[Data listing]
• • •

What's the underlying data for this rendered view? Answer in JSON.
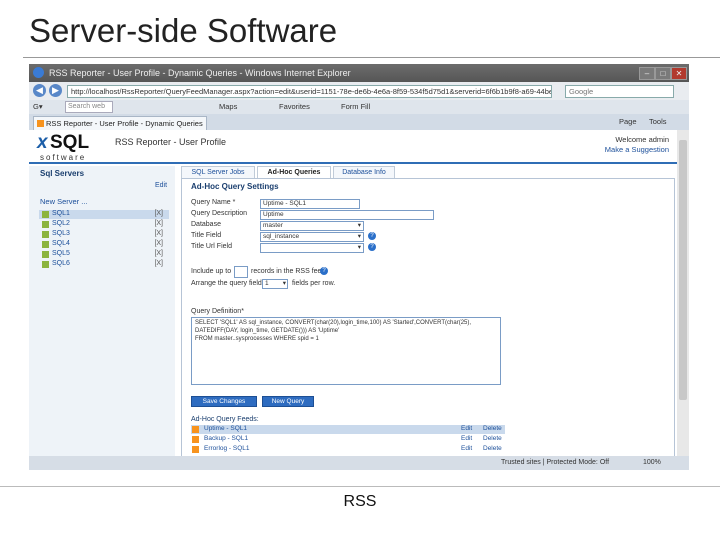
{
  "slide": {
    "title": "Server-side Software",
    "caption": "RSS"
  },
  "browser": {
    "window_title": "RSS Reporter - User Profile - Dynamic Queries - Windows Internet Explorer",
    "address": "http://localhost/RssReporter/QueryFeedManager.aspx?action=edit&userid=1151-78e-de6b-4e6a-8f59-534f5d75d1&serverid=6f6b1b9f8-a69-44be-a27d-1cbb7c",
    "search_engine": "Google",
    "menu_search_placeholder": "Search web",
    "menu_items": [
      "Maps",
      "Favorites",
      "Form Fill"
    ],
    "tab_label": "RSS Reporter - User Profile - Dynamic Queries",
    "tools": [
      "Page",
      "Tools"
    ],
    "status_right": "Trusted sites | Protected Mode: Off",
    "zoom": "100%"
  },
  "app": {
    "logo_x": "x",
    "logo_sql": "SQL",
    "logo_software": "software",
    "title": "RSS Reporter - User Profile",
    "welcome": "Welcome admin",
    "suggestion": "Make a Suggestion"
  },
  "sidebar": {
    "title": "Sql Servers",
    "edit": "Edit",
    "new_server": "New Server ...",
    "servers": [
      {
        "name": "SQL1",
        "x": "[X]"
      },
      {
        "name": "SQL2",
        "x": "[X]"
      },
      {
        "name": "SQL3",
        "x": "[X]"
      },
      {
        "name": "SQL4",
        "x": "[X]"
      },
      {
        "name": "SQL5",
        "x": "[X]"
      },
      {
        "name": "SQL6",
        "x": "[X]"
      }
    ]
  },
  "tabs": [
    "SQL Server Jobs",
    "Ad-Hoc Queries",
    "Database Info"
  ],
  "form": {
    "title": "Ad-Hoc Query Settings",
    "query_name_label": "Query Name *",
    "query_name_value": "Uptime - SQL1",
    "query_desc_label": "Query Description",
    "query_desc_value": "Uptime",
    "database_label": "Database",
    "database_value": "master",
    "title_field_label": "Title Field",
    "title_field_value": "sql_instance",
    "title_url_label": "Title Url Field",
    "include_prefix": "Include up to",
    "include_suffix": "records in the RSS feed.",
    "arrange_prefix": "Arrange the query fields in",
    "arrange_value": "1",
    "arrange_suffix": "fields per row.",
    "query_def_label": "Query Definition*",
    "query_def_value": "SELECT 'SQL1' AS sql_instance, CONVERT(char(20),login_time,100) AS 'Started',CONVERT(char(25),\nDATEDIFF(DAY, login_time, GETDATE())) AS 'Uptime'\nFROM master..sysprocesses WHERE spid = 1",
    "save_btn": "Save Changes",
    "new_btn": "New Query",
    "feeds_label": "Ad-Hoc Query Feeds:",
    "feeds": [
      {
        "name": "Uptime - SQL1",
        "edit": "Edit",
        "del": "Delete"
      },
      {
        "name": "Backup - SQL1",
        "edit": "Edit",
        "del": "Delete"
      },
      {
        "name": "Errorlog - SQL1",
        "edit": "Edit",
        "del": "Delete"
      }
    ]
  }
}
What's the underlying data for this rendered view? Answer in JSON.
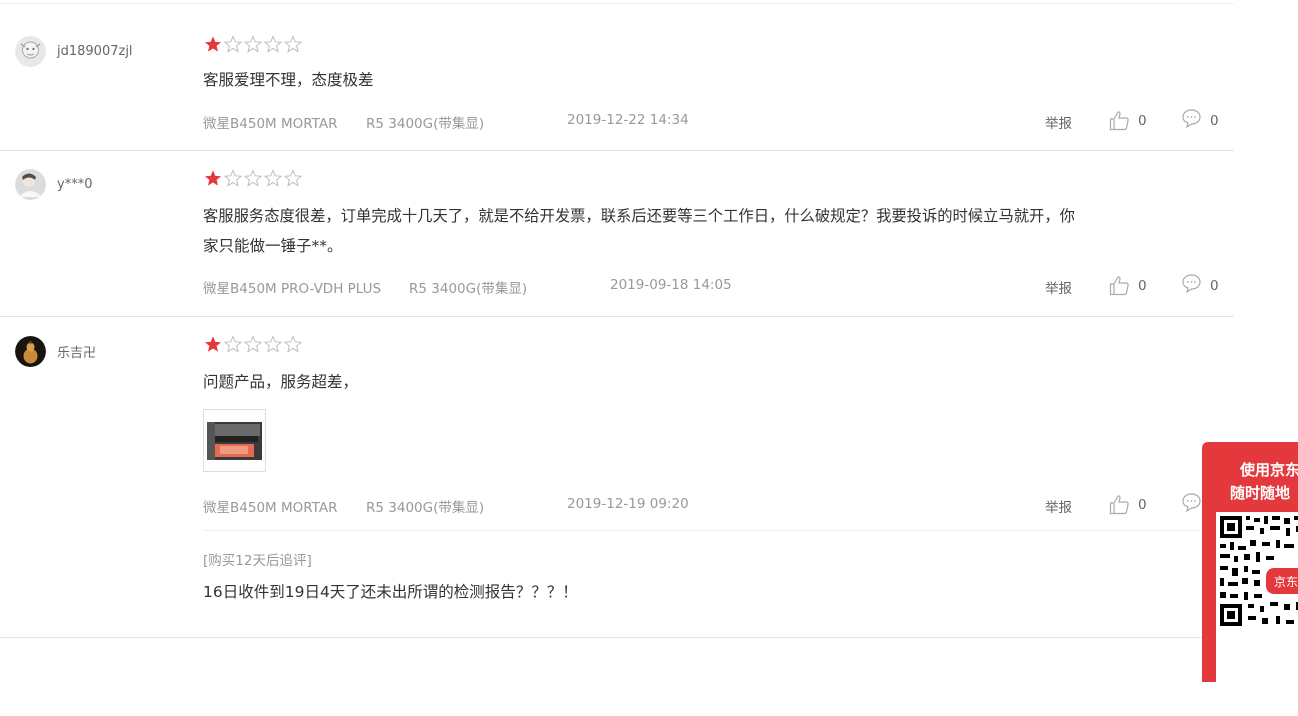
{
  "reviews": [
    {
      "username": "jd189007zjl",
      "rating": 1,
      "content": "客服爱理不理，态度极差",
      "spec1": "微星B450M MORTAR",
      "spec2": "R5 3400G(带集显)",
      "date": "2019-12-22 14:34",
      "report": "举报",
      "likes": "0",
      "replies": "0"
    },
    {
      "username": "y***0",
      "rating": 1,
      "content_line1": "客服服务态度很差，订单完成十几天了，就是不给开发票，联系后还要等三个工作日，什么破规定？我要投诉的时候立马就开，你",
      "content_line2": "家只能做一锤子**。",
      "spec1": "微星B450M PRO-VDH PLUS",
      "spec2": "R5 3400G(带集显)",
      "date": "2019-09-18 14:05",
      "report": "举报",
      "likes": "0",
      "replies": "0"
    },
    {
      "username": "乐吉卍",
      "rating": 1,
      "content": "问题产品，服务超差，",
      "spec1": "微星B450M MORTAR",
      "spec2": "R5 3400G(带集显)",
      "date": "2019-12-19 09:20",
      "report": "举报",
      "likes": "0",
      "followup_label": "[购买12天后追评]",
      "followup_text": "16日收件到19日4天了还未出所谓的检测报告？？？！"
    }
  ],
  "qr_panel": {
    "line1": "使用京东",
    "line2": "随时随地",
    "brand": "京东"
  },
  "colors": {
    "star_filled": "#e4393c",
    "star_empty": "#c8c8c8",
    "panel": "#e4393c"
  },
  "icons": [
    "user-avatar",
    "star-icon",
    "like-icon",
    "comment-icon",
    "qr-code"
  ]
}
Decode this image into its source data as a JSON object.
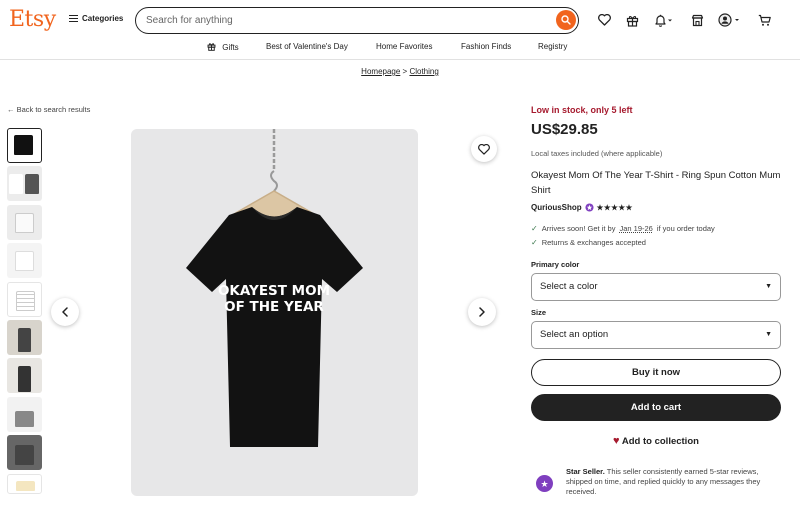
{
  "header": {
    "logo": "Etsy",
    "categories_label": "Categories",
    "search_placeholder": "Search for anything"
  },
  "nav": {
    "items": [
      "Gifts",
      "Best of Valentine's Day",
      "Home Favorites",
      "Fashion Finds",
      "Registry"
    ]
  },
  "breadcrumb": {
    "items": [
      "Homepage",
      "Clothing"
    ],
    "separator": ">"
  },
  "back_link": "Back to search results",
  "product": {
    "image_text_line1": "OKAYEST MOM",
    "image_text_line2": "OF THE YEAR",
    "stock": "Low in stock, only 5 left",
    "price": "US$29.85",
    "tax_note": "Local taxes included (where applicable)",
    "title": "Okayest Mom Of The Year T-Shirt - Ring Spun Cotton Mum Shirt",
    "shop_name": "QuriousShop",
    "rating_stars": "★★★★★",
    "arrival_prefix": "Arrives soon! Get it by",
    "arrival_dates": "Jan 19-26",
    "arrival_suffix": "if you order today",
    "returns": "Returns & exchanges accepted"
  },
  "options": {
    "color_label": "Primary color",
    "color_value": "Select a color",
    "size_label": "Size",
    "size_value": "Select an option"
  },
  "buttons": {
    "buy_now": "Buy it now",
    "add_to_cart": "Add to cart",
    "add_to_collection": "Add to collection"
  },
  "star_seller": {
    "title": "Star Seller.",
    "text": "This seller consistently earned 5-star reviews, shipped on time, and replied quickly to any messages they received."
  },
  "colors": {
    "brand": "#f1641e",
    "stock_red": "#a61a2e",
    "dark": "#222222",
    "star_seller_purple": "#7f3fbf"
  }
}
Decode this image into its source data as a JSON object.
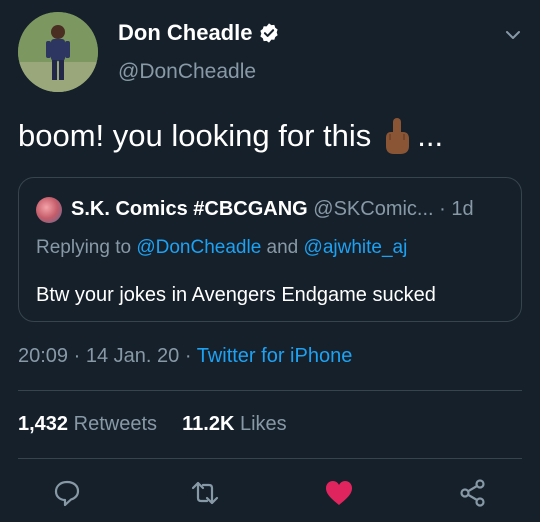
{
  "author": {
    "display_name": "Don Cheadle",
    "handle": "@DonCheadle",
    "verified": true
  },
  "tweet": {
    "text_before_emoji": "boom! you looking for this",
    "emoji": "middle-finger-emoji",
    "text_after_emoji": "..."
  },
  "quoted_tweet": {
    "display_name": "S.K. Comics #CBCGANG",
    "handle": "@SKComic...",
    "time_sep": " · ",
    "time": "1d",
    "replying_prefix": "Replying to ",
    "reply_user_1": "@DonCheadle",
    "reply_and": " and ",
    "reply_user_2": "@ajwhite_aj",
    "text": "Btw your jokes in Avengers Endgame sucked"
  },
  "meta": {
    "time": "20:09",
    "sep1": " · ",
    "date": "14 Jan. 20",
    "sep2": " · ",
    "source": "Twitter for iPhone"
  },
  "stats": {
    "retweets_count": "1,432",
    "retweets_label": "Retweets",
    "likes_count": "11.2K",
    "likes_label": "Likes"
  },
  "actions": [
    "reply-icon",
    "retweet-icon",
    "like-icon",
    "share-icon"
  ],
  "colors": {
    "background": "#15202b",
    "secondary_text": "#8899a6",
    "link": "#1da1f2",
    "like": "#e0245e",
    "border": "#38444d"
  }
}
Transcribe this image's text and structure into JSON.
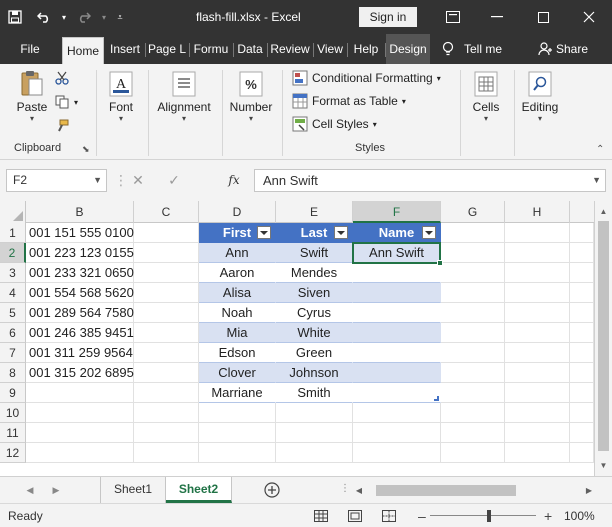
{
  "titlebar": {
    "title": "flash-fill.xlsx  -  Excel",
    "signin_label": "Sign in"
  },
  "ribbon_tabs": [
    "File",
    "Home",
    "Insert",
    "Page L",
    "Formu",
    "Data",
    "Review",
    "View",
    "Help",
    "Design"
  ],
  "tell_me": "Tell me",
  "share": "Share",
  "ribbon": {
    "clipboard": {
      "label": "Clipboard",
      "paste": "Paste"
    },
    "font": "Font",
    "alignment": "Alignment",
    "number": "Number",
    "styles": {
      "label": "Styles",
      "conditional": "Conditional Formatting",
      "format_table": "Format as Table",
      "cell_styles": "Cell Styles"
    },
    "cells": "Cells",
    "editing": "Editing"
  },
  "formula_bar": {
    "name_box": "F2",
    "content": "Ann Swift"
  },
  "columns": [
    "B",
    "C",
    "D",
    "E",
    "F",
    "G",
    "H"
  ],
  "rows": [
    "1",
    "2",
    "3",
    "4",
    "5",
    "6",
    "7",
    "8",
    "9",
    "10",
    "11",
    "12"
  ],
  "column_b": [
    "001 151 555 0100",
    "001 223 123 0155",
    "001 233 321 0650",
    "001 554 568 5620",
    "001 289 564 7580",
    "001 246 385 9451",
    "001 311 259 9564",
    "001 315 202 6895"
  ],
  "table": {
    "headers": [
      "First",
      "Last",
      "Name"
    ],
    "rows": [
      [
        "Ann",
        "Swift",
        "Ann Swift"
      ],
      [
        "Aaron",
        "Mendes",
        ""
      ],
      [
        "Alisa",
        "Siven",
        ""
      ],
      [
        "Noah",
        "Cyrus",
        ""
      ],
      [
        "Mia",
        "White",
        ""
      ],
      [
        "Edson",
        "Green",
        ""
      ],
      [
        "Clover",
        "Johnson",
        ""
      ],
      [
        "Marriane",
        "Smith",
        ""
      ]
    ]
  },
  "sheets": [
    "Sheet1",
    "Sheet2"
  ],
  "active_sheet": "Sheet2",
  "status": {
    "ready": "Ready",
    "zoom": "100%"
  },
  "colors": {
    "accent": "#217346",
    "table_header": "#4472c4",
    "table_band": "#d9e1f2"
  }
}
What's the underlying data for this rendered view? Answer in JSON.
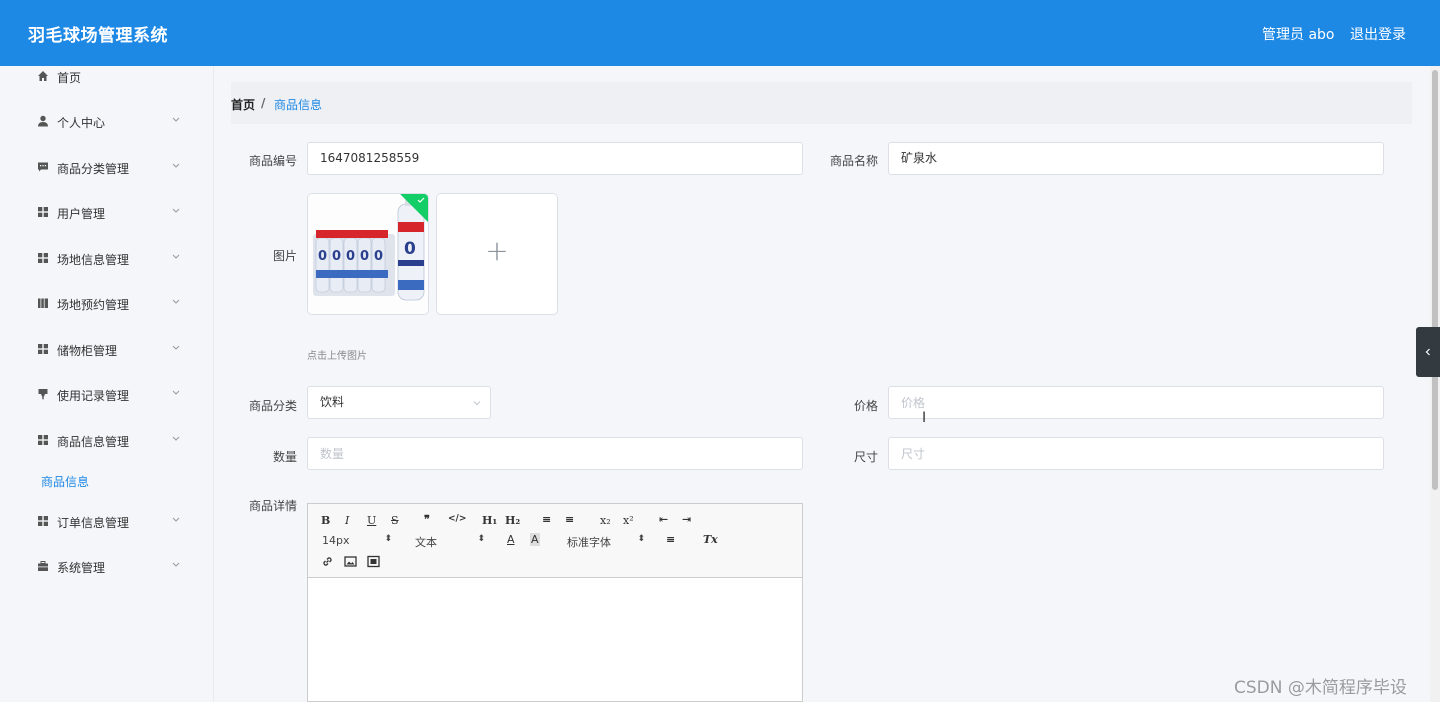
{
  "header": {
    "title": "羽毛球场管理系统",
    "user": "管理员 abo",
    "logout": "退出登录"
  },
  "sidebar": {
    "items": [
      {
        "label": "首页",
        "icon": "home-icon",
        "has_children": false
      },
      {
        "label": "个人中心",
        "icon": "user-icon",
        "has_children": true
      },
      {
        "label": "商品分类管理",
        "icon": "message-icon",
        "has_children": true
      },
      {
        "label": "用户管理",
        "icon": "grid-icon",
        "has_children": true
      },
      {
        "label": "场地信息管理",
        "icon": "grid-icon",
        "has_children": true
      },
      {
        "label": "场地预约管理",
        "icon": "book-icon",
        "has_children": true
      },
      {
        "label": "储物柜管理",
        "icon": "grid-icon",
        "has_children": true
      },
      {
        "label": "使用记录管理",
        "icon": "cup-icon",
        "has_children": true
      },
      {
        "label": "商品信息管理",
        "icon": "grid-icon",
        "has_children": true
      },
      {
        "label": "订单信息管理",
        "icon": "grid-icon",
        "has_children": true
      },
      {
        "label": "系统管理",
        "icon": "briefcase-icon",
        "has_children": true
      }
    ],
    "active_sub": "商品信息"
  },
  "breadcrumb": {
    "home": "首页",
    "separator": "/",
    "current": "商品信息"
  },
  "form": {
    "code_label": "商品编号",
    "code_value": "1647081258559",
    "name_label": "商品名称",
    "name_value": "矿泉水",
    "image_label": "图片",
    "upload_hint": "点击上传图片",
    "upload_plus": "+",
    "category_label": "商品分类",
    "category_value": "饮料",
    "price_label": "价格",
    "price_placeholder": "价格",
    "quantity_label": "数量",
    "quantity_placeholder": "数量",
    "size_label": "尺寸",
    "size_placeholder": "尺寸",
    "detail_label": "商品详情"
  },
  "editor": {
    "font_size": "14px",
    "header_select": "文本",
    "font_family": "标准字体",
    "buttons": {
      "bold": "B",
      "italic": "I",
      "underline": "U",
      "strike": "S",
      "quote": "❞",
      "code": "</>",
      "h1": "H₁",
      "h2": "H₂",
      "ordered": "≡",
      "bullet": "≡",
      "sub": "x₂",
      "sup": "x²",
      "outdent": "⇤",
      "indent": "⇥",
      "color": "A",
      "background": "A",
      "align": "≡",
      "clean": "Tx"
    }
  },
  "watermark": "CSDN @木简程序毕设",
  "colors": {
    "primary": "#1e88e5",
    "success": "#13ce66"
  }
}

• • •

WRITTEN EXERCISE: Report how many lines of the listing above include the word "reviews". Say nothing but the number.

EXPECTED ANSWER: 2